[Figure content listings]

--- --- ---

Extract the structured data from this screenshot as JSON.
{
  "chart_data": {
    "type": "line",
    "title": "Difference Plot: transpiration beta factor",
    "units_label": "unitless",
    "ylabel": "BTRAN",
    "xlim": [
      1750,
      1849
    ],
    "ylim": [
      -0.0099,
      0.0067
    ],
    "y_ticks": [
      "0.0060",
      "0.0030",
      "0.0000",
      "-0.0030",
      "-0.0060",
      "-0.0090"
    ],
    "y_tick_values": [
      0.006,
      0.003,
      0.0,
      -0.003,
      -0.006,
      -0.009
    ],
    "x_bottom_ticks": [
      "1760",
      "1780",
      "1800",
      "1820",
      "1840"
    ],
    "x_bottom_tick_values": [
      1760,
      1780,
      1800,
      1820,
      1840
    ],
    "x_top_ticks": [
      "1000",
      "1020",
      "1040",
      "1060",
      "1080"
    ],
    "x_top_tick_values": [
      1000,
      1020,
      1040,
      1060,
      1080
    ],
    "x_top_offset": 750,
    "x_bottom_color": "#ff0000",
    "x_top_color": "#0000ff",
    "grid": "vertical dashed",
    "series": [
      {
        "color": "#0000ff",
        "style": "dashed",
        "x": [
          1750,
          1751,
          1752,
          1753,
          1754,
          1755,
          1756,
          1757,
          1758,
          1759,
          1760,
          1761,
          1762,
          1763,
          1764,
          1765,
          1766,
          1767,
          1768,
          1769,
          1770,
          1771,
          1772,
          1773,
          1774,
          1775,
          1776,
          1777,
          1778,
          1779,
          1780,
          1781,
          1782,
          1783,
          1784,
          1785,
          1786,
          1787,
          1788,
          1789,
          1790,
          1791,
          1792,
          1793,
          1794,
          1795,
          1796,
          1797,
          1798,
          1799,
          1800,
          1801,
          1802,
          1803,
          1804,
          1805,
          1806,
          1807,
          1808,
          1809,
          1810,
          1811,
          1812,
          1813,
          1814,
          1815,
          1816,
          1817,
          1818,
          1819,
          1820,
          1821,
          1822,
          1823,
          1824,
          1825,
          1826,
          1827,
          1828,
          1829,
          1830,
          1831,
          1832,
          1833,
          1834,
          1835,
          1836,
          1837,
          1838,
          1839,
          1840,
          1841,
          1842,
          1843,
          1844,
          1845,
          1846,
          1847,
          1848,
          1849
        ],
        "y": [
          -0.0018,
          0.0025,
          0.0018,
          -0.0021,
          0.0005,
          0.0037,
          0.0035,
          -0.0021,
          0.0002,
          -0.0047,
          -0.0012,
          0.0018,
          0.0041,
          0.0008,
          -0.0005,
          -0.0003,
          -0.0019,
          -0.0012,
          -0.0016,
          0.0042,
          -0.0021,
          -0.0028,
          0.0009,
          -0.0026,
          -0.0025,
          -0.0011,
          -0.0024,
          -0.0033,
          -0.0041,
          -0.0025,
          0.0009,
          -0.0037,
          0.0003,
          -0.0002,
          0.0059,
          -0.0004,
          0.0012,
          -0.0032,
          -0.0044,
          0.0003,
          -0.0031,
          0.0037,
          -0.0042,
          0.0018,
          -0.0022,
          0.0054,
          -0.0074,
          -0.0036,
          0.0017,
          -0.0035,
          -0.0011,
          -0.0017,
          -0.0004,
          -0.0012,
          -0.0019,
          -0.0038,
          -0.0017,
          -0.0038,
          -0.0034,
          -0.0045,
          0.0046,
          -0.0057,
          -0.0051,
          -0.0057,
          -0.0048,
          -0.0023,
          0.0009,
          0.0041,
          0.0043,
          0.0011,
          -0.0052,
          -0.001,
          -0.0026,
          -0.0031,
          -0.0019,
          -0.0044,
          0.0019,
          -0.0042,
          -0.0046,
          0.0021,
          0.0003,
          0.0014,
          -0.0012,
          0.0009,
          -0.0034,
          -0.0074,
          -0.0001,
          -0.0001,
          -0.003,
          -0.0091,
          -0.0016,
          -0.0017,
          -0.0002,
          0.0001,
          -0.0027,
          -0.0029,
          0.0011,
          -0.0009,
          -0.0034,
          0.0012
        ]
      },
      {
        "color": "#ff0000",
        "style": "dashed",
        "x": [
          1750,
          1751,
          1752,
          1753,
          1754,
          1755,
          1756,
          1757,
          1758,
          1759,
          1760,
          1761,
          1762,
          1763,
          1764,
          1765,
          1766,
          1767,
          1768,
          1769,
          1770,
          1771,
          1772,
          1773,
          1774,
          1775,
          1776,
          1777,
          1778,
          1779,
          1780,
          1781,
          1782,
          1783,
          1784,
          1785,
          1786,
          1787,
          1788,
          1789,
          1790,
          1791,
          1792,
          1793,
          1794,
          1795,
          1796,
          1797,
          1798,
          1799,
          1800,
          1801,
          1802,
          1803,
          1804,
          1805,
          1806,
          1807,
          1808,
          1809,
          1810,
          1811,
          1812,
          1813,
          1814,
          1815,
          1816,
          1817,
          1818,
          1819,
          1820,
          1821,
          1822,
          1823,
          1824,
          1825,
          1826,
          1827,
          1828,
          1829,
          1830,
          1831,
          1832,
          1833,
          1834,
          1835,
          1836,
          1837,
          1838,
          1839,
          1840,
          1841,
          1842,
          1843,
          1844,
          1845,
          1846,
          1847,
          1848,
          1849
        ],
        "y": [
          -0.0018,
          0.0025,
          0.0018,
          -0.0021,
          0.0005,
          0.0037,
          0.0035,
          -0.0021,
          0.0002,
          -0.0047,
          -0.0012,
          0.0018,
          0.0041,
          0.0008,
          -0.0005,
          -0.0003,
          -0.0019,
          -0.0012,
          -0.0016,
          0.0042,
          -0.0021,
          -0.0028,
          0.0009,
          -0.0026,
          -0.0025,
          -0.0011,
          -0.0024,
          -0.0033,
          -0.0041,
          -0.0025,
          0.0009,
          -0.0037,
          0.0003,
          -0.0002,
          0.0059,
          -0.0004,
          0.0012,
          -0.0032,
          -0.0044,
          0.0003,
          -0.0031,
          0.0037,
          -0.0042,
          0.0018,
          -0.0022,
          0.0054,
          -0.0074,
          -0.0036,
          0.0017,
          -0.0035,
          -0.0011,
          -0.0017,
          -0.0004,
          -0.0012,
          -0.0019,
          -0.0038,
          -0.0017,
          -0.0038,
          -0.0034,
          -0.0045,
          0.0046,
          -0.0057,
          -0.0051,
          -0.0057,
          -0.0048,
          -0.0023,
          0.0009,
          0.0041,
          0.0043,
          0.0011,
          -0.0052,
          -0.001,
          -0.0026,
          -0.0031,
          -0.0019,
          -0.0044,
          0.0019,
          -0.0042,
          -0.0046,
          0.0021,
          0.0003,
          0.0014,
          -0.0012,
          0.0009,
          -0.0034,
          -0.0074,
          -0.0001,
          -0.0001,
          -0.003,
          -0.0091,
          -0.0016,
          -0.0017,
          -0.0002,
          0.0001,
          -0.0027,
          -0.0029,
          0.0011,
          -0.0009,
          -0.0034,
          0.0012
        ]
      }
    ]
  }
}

--- --- ---

### Required work
Using the data above, return each line exactly as written.

### Response to the exercise
Extract the structured data from this screenshot as JSON.
{
  "chart_data": {
    "type": "line",
    "title": "Difference Plot: transpiration beta factor",
    "units_label": "unitless",
    "ylabel": "BTRAN",
    "xlim": [
      1750,
      1849
    ],
    "ylim": [
      -0.0099,
      0.0067
    ],
    "y_ticks": [
      "0.0060",
      "0.0030",
      "0.0000",
      "-0.0030",
      "-0.0060",
      "-0.0090"
    ],
    "y_tick_values": [
      0.006,
      0.003,
      0.0,
      -0.003,
      -0.006,
      -0.009
    ],
    "x_bottom_ticks": [
      "1760",
      "1780",
      "1800",
      "1820",
      "1840"
    ],
    "x_bottom_tick_values": [
      1760,
      1780,
      1800,
      1820,
      1840
    ],
    "x_top_ticks": [
      "1000",
      "1020",
      "1040",
      "1060",
      "1080"
    ],
    "x_top_tick_values": [
      1000,
      1020,
      1040,
      1060,
      1080
    ],
    "x_top_offset": 750,
    "x_bottom_color": "#ff0000",
    "x_top_color": "#0000ff",
    "grid": "vertical dashed",
    "series": [
      {
        "color": "#0000ff",
        "style": "dashed",
        "x": [
          1750,
          1751,
          1752,
          1753,
          1754,
          1755,
          1756,
          1757,
          1758,
          1759,
          1760,
          1761,
          1762,
          1763,
          1764,
          1765,
          1766,
          1767,
          1768,
          1769,
          1770,
          1771,
          1772,
          1773,
          1774,
          1775,
          1776,
          1777,
          1778,
          1779,
          1780,
          1781,
          1782,
          1783,
          1784,
          1785,
          1786,
          1787,
          1788,
          1789,
          1790,
          1791,
          1792,
          1793,
          1794,
          1795,
          1796,
          1797,
          1798,
          1799,
          1800,
          1801,
          1802,
          1803,
          1804,
          1805,
          1806,
          1807,
          1808,
          1809,
          1810,
          1811,
          1812,
          1813,
          1814,
          1815,
          1816,
          1817,
          1818,
          1819,
          1820,
          1821,
          1822,
          1823,
          1824,
          1825,
          1826,
          1827,
          1828,
          1829,
          1830,
          1831,
          1832,
          1833,
          1834,
          1835,
          1836,
          1837,
          1838,
          1839,
          1840,
          1841,
          1842,
          1843,
          1844,
          1845,
          1846,
          1847,
          1848,
          1849
        ],
        "y": [
          -0.0018,
          0.0025,
          0.0018,
          -0.0021,
          0.0005,
          0.0037,
          0.0035,
          -0.0021,
          0.0002,
          -0.0047,
          -0.0012,
          0.0018,
          0.0041,
          0.0008,
          -0.0005,
          -0.0003,
          -0.0019,
          -0.0012,
          -0.0016,
          0.0042,
          -0.0021,
          -0.0028,
          0.0009,
          -0.0026,
          -0.0025,
          -0.0011,
          -0.0024,
          -0.0033,
          -0.0041,
          -0.0025,
          0.0009,
          -0.0037,
          0.0003,
          -0.0002,
          0.0059,
          -0.0004,
          0.0012,
          -0.0032,
          -0.0044,
          0.0003,
          -0.0031,
          0.0037,
          -0.0042,
          0.0018,
          -0.0022,
          0.0054,
          -0.0074,
          -0.0036,
          0.0017,
          -0.0035,
          -0.0011,
          -0.0017,
          -0.0004,
          -0.0012,
          -0.0019,
          -0.0038,
          -0.0017,
          -0.0038,
          -0.0034,
          -0.0045,
          0.0046,
          -0.0057,
          -0.0051,
          -0.0057,
          -0.0048,
          -0.0023,
          0.0009,
          0.0041,
          0.0043,
          0.0011,
          -0.0052,
          -0.001,
          -0.0026,
          -0.0031,
          -0.0019,
          -0.0044,
          0.0019,
          -0.0042,
          -0.0046,
          0.0021,
          0.0003,
          0.0014,
          -0.0012,
          0.0009,
          -0.0034,
          -0.0074,
          -0.0001,
          -0.0001,
          -0.003,
          -0.0091,
          -0.0016,
          -0.0017,
          -0.0002,
          0.0001,
          -0.0027,
          -0.0029,
          0.0011,
          -0.0009,
          -0.0034,
          0.0012
        ]
      },
      {
        "color": "#ff0000",
        "style": "dashed",
        "x": [
          1750,
          1751,
          1752,
          1753,
          1754,
          1755,
          1756,
          1757,
          1758,
          1759,
          1760,
          1761,
          1762,
          1763,
          1764,
          1765,
          1766,
          1767,
          1768,
          1769,
          1770,
          1771,
          1772,
          1773,
          1774,
          1775,
          1776,
          1777,
          1778,
          1779,
          1780,
          1781,
          1782,
          1783,
          1784,
          1785,
          1786,
          1787,
          1788,
          1789,
          1790,
          1791,
          1792,
          1793,
          1794,
          1795,
          1796,
          1797,
          1798,
          1799,
          1800,
          1801,
          1802,
          1803,
          1804,
          1805,
          1806,
          1807,
          1808,
          1809,
          1810,
          1811,
          1812,
          1813,
          1814,
          1815,
          1816,
          1817,
          1818,
          1819,
          1820,
          1821,
          1822,
          1823,
          1824,
          1825,
          1826,
          1827,
          1828,
          1829,
          1830,
          1831,
          1832,
          1833,
          1834,
          1835,
          1836,
          1837,
          1838,
          1839,
          1840,
          1841,
          1842,
          1843,
          1844,
          1845,
          1846,
          1847,
          1848,
          1849
        ],
        "y": [
          -0.0018,
          0.0025,
          0.0018,
          -0.0021,
          0.0005,
          0.0037,
          0.0035,
          -0.0021,
          0.0002,
          -0.0047,
          -0.0012,
          0.0018,
          0.0041,
          0.0008,
          -0.0005,
          -0.0003,
          -0.0019,
          -0.0012,
          -0.0016,
          0.0042,
          -0.0021,
          -0.0028,
          0.0009,
          -0.0026,
          -0.0025,
          -0.0011,
          -0.0024,
          -0.0033,
          -0.0041,
          -0.0025,
          0.0009,
          -0.0037,
          0.0003,
          -0.0002,
          0.0059,
          -0.0004,
          0.0012,
          -0.0032,
          -0.0044,
          0.0003,
          -0.0031,
          0.0037,
          -0.0042,
          0.0018,
          -0.0022,
          0.0054,
          -0.0074,
          -0.0036,
          0.0017,
          -0.0035,
          -0.0011,
          -0.0017,
          -0.0004,
          -0.0012,
          -0.0019,
          -0.0038,
          -0.0017,
          -0.0038,
          -0.0034,
          -0.0045,
          0.0046,
          -0.0057,
          -0.0051,
          -0.0057,
          -0.0048,
          -0.0023,
          0.0009,
          0.0041,
          0.0043,
          0.0011,
          -0.0052,
          -0.001,
          -0.0026,
          -0.0031,
          -0.0019,
          -0.0044,
          0.0019,
          -0.0042,
          -0.0046,
          0.0021,
          0.0003,
          0.0014,
          -0.0012,
          0.0009,
          -0.0034,
          -0.0074,
          -0.0001,
          -0.0001,
          -0.003,
          -0.0091,
          -0.0016,
          -0.0017,
          -0.0002,
          0.0001,
          -0.0027,
          -0.0029,
          0.0011,
          -0.0009,
          -0.0034,
          0.0012
        ]
      }
    ]
  }
}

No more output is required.